• Task: Pictures do not belong in the copy, so please give every entry below again exactly.

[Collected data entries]
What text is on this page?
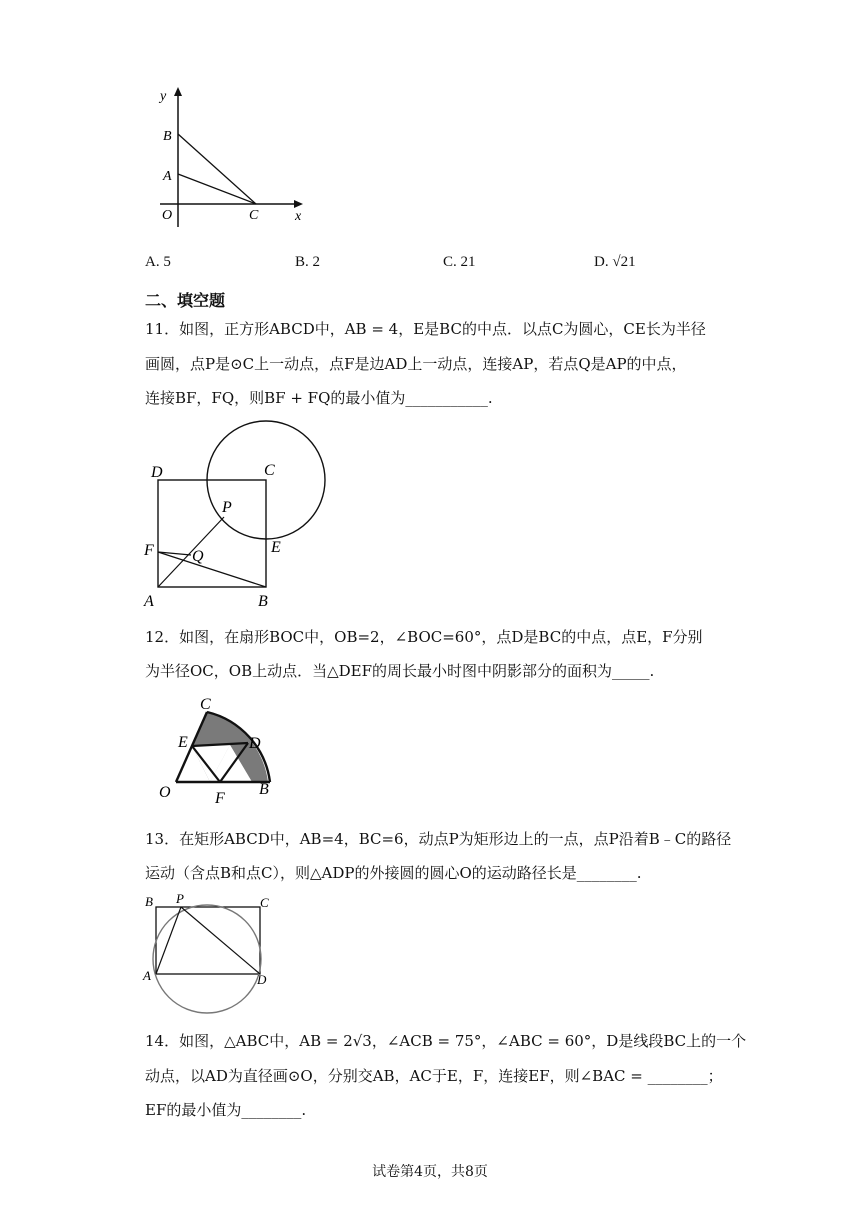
y
x
B
A
O	C
A. 5	B. 2	C. 21	D. √21
二、填空题
11．如图，正方形ABCD中，AB = 4，E是BC的中点．以点C为圆心，CE长为半径
画圆，点P是⊙C上一动点，点F是边AD上一动点，连接AP，若点Q是AP的中点，
连接BF，FQ，则BF + FQ的最小值为___________.
D	C
P
F Q
E
A	B
12．如图，在扇形BOC中，OB=2，∠BOC=60°，点D是BC的中点，点E，F分别
为半径OC，OB上动点．当△DEF的周长最小时图中阴影部分的面积为_____.
C
E	D
O	F
B
13．在矩形ABCD中，AB=4，BC=6，动点P为矩形边上的一点，点P沿着B﹣C的路径
运动（含点B和点C），则△ADP的外接圆的圆心O的运动路径长是________.
B P	C
A	D
14．如图，△ABC中，AB = 2√3，∠ACB = 75°，∠ABC = 60°，D是线段BC上的一个
动点，以AD为直径画⊙O，分别交AB，AC于E，F，连接EF，则∠BAC = ________；
EF的最小值为________.
试卷第4页，共8页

• Reply to the task:
What text is on this page?
y
x
B
A
O	C
A. 5	B. 2	C. 21	D. √21
二、填空题
11．如图，正方形ABCD中，AB = 4，E是BC的中点．以点C为圆心，CE长为半径
画圆，点P是⊙C上一动点，点F是边AD上一动点，连接AP，若点Q是AP的中点，
连接BF，FQ，则BF + FQ的最小值为___________.
D	C
P
F Q
E
A	B
12．如图，在扇形BOC中，OB=2，∠BOC=60°，点D是BC的中点，点E，F分别
为半径OC，OB上动点．当△DEF的周长最小时图中阴影部分的面积为_____.
C
E	D
O	F
B
13．在矩形ABCD中，AB=4，BC=6，动点P为矩形边上的一点，点P沿着B﹣C的路径
运动（含点B和点C），则△ADP的外接圆的圆心O的运动路径长是________.
B P	C
A	D
14．如图，△ABC中，AB = 2√3，∠ACB = 75°，∠ABC = 60°，D是线段BC上的一个
动点，以AD为直径画⊙O，分别交AB，AC于E，F，连接EF，则∠BAC = ________；
EF的最小值为________.
试卷第4页，共8页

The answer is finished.